>> BEGIN
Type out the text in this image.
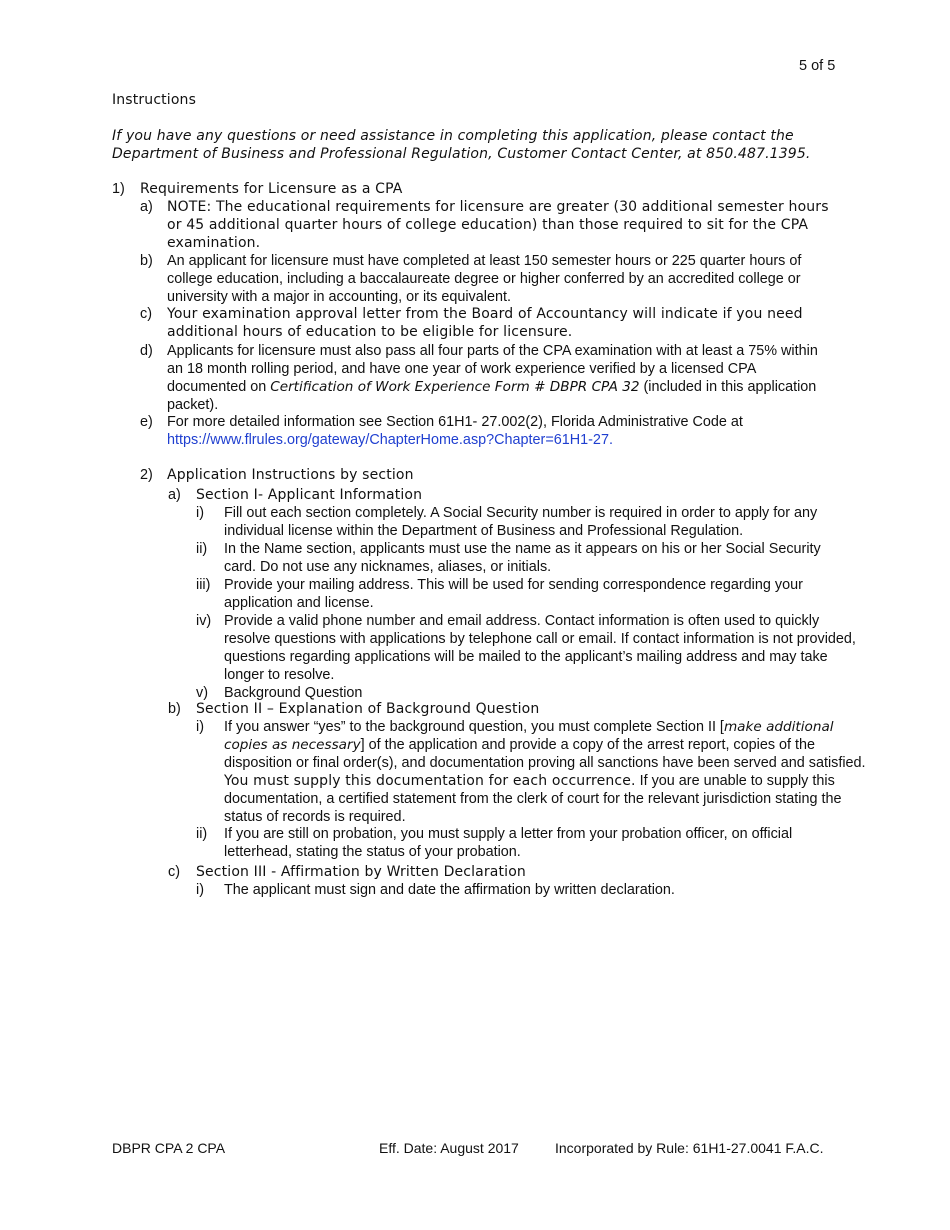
5 of 5
Instructions
If you have any questions or need assistance in completing this application, please contact the Department of Business and Professional Regulation, Customer Contact Center, at 850.487.1395.
1) Requirements for Licensure as a CPA
a) NOTE: The educational requirements for licensure are greater (30 additional semester hours or 45 additional quarter hours of college education) than those required to sit for the CPA examination.

b) An applicant for licensure must have completed at least 150 semester hours or 225 quarter hours of college education, including a baccalaureate degree or higher conferred by an accredited college or university with a major in accounting, or its equivalent.

c) Your examination approval letter from the Board of Accountancy will indicate if you need additional hours of education to be eligible for licensure.

d) Applicants for licensure must also pass all four parts of the CPA examination with at least a 75% within an 18 month rolling period, and have one year of work experience verified by a licensed CPA documented on Certification of Work Experience Form # DBPR CPA 32 (included in this application packet).

e) For more detailed information see Section 61H1- 27.002(2), Florida Administrative Code at
https://www.flrules.org/gateway/ChapterHome.asp?Chapter=61H1-27.

2) Application Instructions by section
a) Section I- Applicant Information
i) Fill out each section completely. A Social Security number is required in order to apply for any individual license within the Department of Business and Professional Regulation.

ii) In the Name section, applicants must use the name as it appears on his or her Social Security card. Do not use any nicknames, aliases, or initials.

iii) Provide your mailing address. This will be used for sending correspondence regarding your application and license.

iv) Provide a valid phone number and email address. Contact information is often used to quickly resolve questions with applications by telephone call or email. If contact information is not provided, questions regarding applications will be mailed to the applicant’s mailing address and may take longer to resolve.

v) Background Question

b) Section II – Explanation of Background Question
i) If you answer “yes” to the background question, you must complete Section II [make additional copies as necessary] of the application and provide a copy of the arrest report, copies of the disposition or final order(s), and documentation proving all sanctions have been served and satisfied. You must supply this documentation for each occurrence. If you are unable to supply this documentation, a certified statement from the clerk of court for the relevant jurisdiction stating the status of records is required.

ii) If you are still on probation, you must supply a letter from your probation officer, on official letterhead, stating the status of your probation.

c) Section III - Affirmation by Written Declaration
i) The applicant must sign and date the affirmation by written declaration.

DBPR CPA 2 CPA	Eff. Date: August 2017	Incorporated by Rule: 61H1-27.0041 F.A.C.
>> END
• **EXERCISE PROMPT**: Gather every line from the entries above where the word "contact" appears, and copy them.

• **OUTPUT FOR THIS EXERCISE**:
If you have any questions or need assistance in completing this application, please contact the Department of Business and Professional Regulation, Customer Contact Center, at 850.487.1395.
iv) Provide a valid phone number and email address. Contact information is often used to quickly resolve questions with applications by telephone call or email. If contact information is not provided, questions regarding applications will be mailed to the applicant’s mailing address and may take longer to resolve.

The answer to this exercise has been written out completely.